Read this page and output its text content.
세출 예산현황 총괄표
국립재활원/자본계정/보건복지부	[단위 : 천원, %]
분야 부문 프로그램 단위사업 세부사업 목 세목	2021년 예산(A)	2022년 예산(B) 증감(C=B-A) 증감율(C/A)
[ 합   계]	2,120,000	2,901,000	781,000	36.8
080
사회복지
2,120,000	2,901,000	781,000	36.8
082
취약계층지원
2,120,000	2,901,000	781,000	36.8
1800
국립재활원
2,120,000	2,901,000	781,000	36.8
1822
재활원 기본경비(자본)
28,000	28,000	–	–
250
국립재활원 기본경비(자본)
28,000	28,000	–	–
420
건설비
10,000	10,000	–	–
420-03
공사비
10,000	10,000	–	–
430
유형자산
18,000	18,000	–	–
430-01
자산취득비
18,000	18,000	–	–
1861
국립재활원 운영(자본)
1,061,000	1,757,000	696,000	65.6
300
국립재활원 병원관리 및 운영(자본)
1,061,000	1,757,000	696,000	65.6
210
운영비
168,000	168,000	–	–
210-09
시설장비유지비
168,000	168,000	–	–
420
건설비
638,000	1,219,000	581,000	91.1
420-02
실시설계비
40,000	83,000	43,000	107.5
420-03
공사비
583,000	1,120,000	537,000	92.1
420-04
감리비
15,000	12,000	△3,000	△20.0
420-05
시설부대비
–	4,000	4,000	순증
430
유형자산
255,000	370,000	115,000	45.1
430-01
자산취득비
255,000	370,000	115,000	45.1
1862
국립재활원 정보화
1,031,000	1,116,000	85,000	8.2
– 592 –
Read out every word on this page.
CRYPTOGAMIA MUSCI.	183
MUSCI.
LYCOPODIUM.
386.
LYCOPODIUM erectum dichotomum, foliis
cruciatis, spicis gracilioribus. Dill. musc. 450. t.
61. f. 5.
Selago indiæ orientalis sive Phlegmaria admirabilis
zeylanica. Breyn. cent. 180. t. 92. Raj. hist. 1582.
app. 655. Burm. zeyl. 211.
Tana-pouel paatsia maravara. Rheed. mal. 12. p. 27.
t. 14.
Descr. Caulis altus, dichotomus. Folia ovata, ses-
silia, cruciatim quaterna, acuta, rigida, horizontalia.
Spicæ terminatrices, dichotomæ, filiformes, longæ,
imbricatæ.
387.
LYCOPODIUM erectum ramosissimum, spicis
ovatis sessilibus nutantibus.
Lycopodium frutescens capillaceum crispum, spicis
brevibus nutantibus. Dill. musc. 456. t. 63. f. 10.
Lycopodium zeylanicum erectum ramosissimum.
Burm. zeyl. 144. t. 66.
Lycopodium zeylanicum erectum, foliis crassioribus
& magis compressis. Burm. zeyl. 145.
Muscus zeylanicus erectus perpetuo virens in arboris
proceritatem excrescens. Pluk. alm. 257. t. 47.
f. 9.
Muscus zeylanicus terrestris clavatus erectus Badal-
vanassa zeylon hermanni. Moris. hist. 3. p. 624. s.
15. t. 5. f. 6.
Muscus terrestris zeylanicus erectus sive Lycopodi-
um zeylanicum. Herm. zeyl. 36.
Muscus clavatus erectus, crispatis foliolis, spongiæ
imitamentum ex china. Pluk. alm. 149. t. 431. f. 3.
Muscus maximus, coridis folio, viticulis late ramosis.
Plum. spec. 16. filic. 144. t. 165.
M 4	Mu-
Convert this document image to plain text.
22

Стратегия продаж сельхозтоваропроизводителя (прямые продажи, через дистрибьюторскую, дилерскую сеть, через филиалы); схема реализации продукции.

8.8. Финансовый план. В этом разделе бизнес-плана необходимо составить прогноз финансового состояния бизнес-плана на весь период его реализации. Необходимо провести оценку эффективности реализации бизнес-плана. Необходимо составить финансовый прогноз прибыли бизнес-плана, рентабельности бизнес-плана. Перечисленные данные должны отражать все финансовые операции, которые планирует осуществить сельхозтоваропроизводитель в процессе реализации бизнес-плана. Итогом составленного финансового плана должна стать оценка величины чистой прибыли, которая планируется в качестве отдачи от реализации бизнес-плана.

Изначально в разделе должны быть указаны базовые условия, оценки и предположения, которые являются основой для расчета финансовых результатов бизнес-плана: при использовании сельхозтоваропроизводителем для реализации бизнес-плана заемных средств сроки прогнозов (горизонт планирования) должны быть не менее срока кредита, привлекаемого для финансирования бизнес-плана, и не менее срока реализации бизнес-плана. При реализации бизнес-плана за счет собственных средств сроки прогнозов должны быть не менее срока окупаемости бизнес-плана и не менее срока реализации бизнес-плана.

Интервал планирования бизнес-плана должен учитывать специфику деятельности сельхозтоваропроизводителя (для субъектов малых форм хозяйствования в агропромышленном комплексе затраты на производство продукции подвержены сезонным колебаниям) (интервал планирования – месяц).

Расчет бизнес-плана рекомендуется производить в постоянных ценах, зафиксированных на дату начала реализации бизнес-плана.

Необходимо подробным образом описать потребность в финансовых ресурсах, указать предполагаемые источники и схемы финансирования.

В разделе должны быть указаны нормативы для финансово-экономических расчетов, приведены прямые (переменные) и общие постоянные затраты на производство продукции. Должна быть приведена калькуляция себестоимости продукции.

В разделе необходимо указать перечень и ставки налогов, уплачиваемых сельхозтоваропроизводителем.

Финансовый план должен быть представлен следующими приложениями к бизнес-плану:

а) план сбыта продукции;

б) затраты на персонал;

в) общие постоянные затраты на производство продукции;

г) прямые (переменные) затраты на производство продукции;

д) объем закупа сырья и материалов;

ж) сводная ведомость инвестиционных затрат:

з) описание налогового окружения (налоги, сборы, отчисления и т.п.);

================

__EXERCISE REQUIREMENTS__
Transcribe every entry exactly, omitting nothing.

__RESPONSE BELOW__
Read this page and output its text content.
세출 예산현황 총괄표
국립재활원/자본계정/보건복지부	[단위 : 천원, %]
분야 부문 프로그램 단위사업 세부사업 목 세목	2021년 예산(A)	2022년 예산(B) 증감(C=B-A) 증감율(C/A)
[ 합   계]	2,120,000	2,901,000	781,000	36.8
080
사회복지
2,120,000	2,901,000	781,000	36.8
082
취약계층지원
2,120,000	2,901,000	781,000	36.8
1800
국립재활원
2,120,000	2,901,000	781,000	36.8
1822
재활원 기본경비(자본)
28,000	28,000	–	–
250
국립재활원 기본경비(자본)
28,000	28,000	–	–
420
건설비
10,000	10,000	–	–
420-03
공사비
10,000	10,000	–	–
430
유형자산
18,000	18,000	–	–
430-01
자산취득비
18,000	18,000	–	–
1861
국립재활원 운영(자본)
1,061,000	1,757,000	696,000	65.6
300
국립재활원 병원관리 및 운영(자본)
1,061,000	1,757,000	696,000	65.6
210
운영비
168,000	168,000	–	–
210-09
시설장비유지비
168,000	168,000	–	–
420
건설비
638,000	1,219,000	581,000	91.1
420-02
실시설계비
40,000	83,000	43,000	107.5
420-03
공사비
583,000	1,120,000	537,000	92.1
420-04
감리비
15,000	12,000	△3,000	△20.0
420-05
시설부대비
–	4,000	4,000	순증
430
유형자산
255,000	370,000	115,000	45.1
430-01
자산취득비
255,000	370,000	115,000	45.1
1862
국립재활원 정보화
1,031,000	1,116,000	85,000	8.2
– 592 –
Read out every word on this page.
CRYPTOGAMIA MUSCI.	183
MUSCI.
LYCOPODIUM.
386.
LYCOPODIUM erectum dichotomum, foliis
cruciatis, spicis gracilioribus. Dill. musc. 450. t.
61. f. 5.
Selago indiæ orientalis sive Phlegmaria admirabilis
zeylanica. Breyn. cent. 180. t. 92. Raj. hist. 1582.
app. 655. Burm. zeyl. 211.
Tana-pouel paatsia maravara. Rheed. mal. 12. p. 27.
t. 14.
Descr. Caulis altus, dichotomus. Folia ovata, ses-
silia, cruciatim quaterna, acuta, rigida, horizontalia.
Spicæ terminatrices, dichotomæ, filiformes, longæ,
imbricatæ.
387.
LYCOPODIUM erectum ramosissimum, spicis
ovatis sessilibus nutantibus.
Lycopodium frutescens capillaceum crispum, spicis
brevibus nutantibus. Dill. musc. 456. t. 63. f. 10.
Lycopodium zeylanicum erectum ramosissimum.
Burm. zeyl. 144. t. 66.
Lycopodium zeylanicum erectum, foliis crassioribus
& magis compressis. Burm. zeyl. 145.
Muscus zeylanicus erectus perpetuo virens in arboris
proceritatem excrescens. Pluk. alm. 257. t. 47.
f. 9.
Muscus zeylanicus terrestris clavatus erectus Badal-
vanassa zeylon hermanni. Moris. hist. 3. p. 624. s.
15. t. 5. f. 6.
Muscus terrestris zeylanicus erectus sive Lycopodi-
um zeylanicum. Herm. zeyl. 36.
Muscus clavatus erectus, crispatis foliolis, spongiæ
imitamentum ex china. Pluk. alm. 149. t. 431. f. 3.
Muscus maximus, coridis folio, viticulis late ramosis.
Plum. spec. 16. filic. 144. t. 165.
M 4	Mu-
Convert this document image to plain text.
22

Стратегия продаж сельхозтоваропроизводителя (прямые продажи, через дистрибьюторскую, дилерскую сеть, через филиалы); схема реализации продукции.

8.8. Финансовый план. В этом разделе бизнес-плана необходимо составить прогноз финансового состояния бизнес-плана на весь период его реализации. Необходимо провести оценку эффективности реализации бизнес-плана. Необходимо составить финансовый прогноз прибыли бизнес-плана, рентабельности бизнес-плана. Перечисленные данные должны отражать все финансовые операции, которые планирует осуществить сельхозтоваропроизводитель в процессе реализации бизнес-плана. Итогом составленного финансового плана должна стать оценка величины чистой прибыли, которая планируется в качестве отдачи от реализации бизнес-плана.

Изначально в разделе должны быть указаны базовые условия, оценки и предположения, которые являются основой для расчета финансовых результатов бизнес-плана: при использовании сельхозтоваропроизводителем для реализации бизнес-плана заемных средств сроки прогнозов (горизонт планирования) должны быть не менее срока кредита, привлекаемого для финансирования бизнес-плана, и не менее срока реализации бизнес-плана. При реализации бизнес-плана за счет собственных средств сроки прогнозов должны быть не менее срока окупаемости бизнес-плана и не менее срока реализации бизнес-плана.

Интервал планирования бизнес-плана должен учитывать специфику деятельности сельхозтоваропроизводителя (для субъектов малых форм хозяйствования в агропромышленном комплексе затраты на производство продукции подвержены сезонным колебаниям) (интервал планирования – месяц).

Расчет бизнес-плана рекомендуется производить в постоянных ценах, зафиксированных на дату начала реализации бизнес-плана.

Необходимо подробным образом описать потребность в финансовых ресурсах, указать предполагаемые источники и схемы финансирования.

В разделе должны быть указаны нормативы для финансово-экономических расчетов, приведены прямые (переменные) и общие постоянные затраты на производство продукции. Должна быть приведена калькуляция себестоимости продукции.

В разделе необходимо указать перечень и ставки налогов, уплачиваемых сельхозтоваропроизводителем.

Финансовый план должен быть представлен следующими приложениями к бизнес-плану:

а) план сбыта продукции;

б) затраты на персонал;

в) общие постоянные затраты на производство продукции;

г) прямые (переменные) затраты на производство продукции;

д) объем закупа сырья и материалов;

ж) сводная ведомость инвестиционных затрат:

з) описание налогового окружения (налоги, сборы, отчисления и т.п.);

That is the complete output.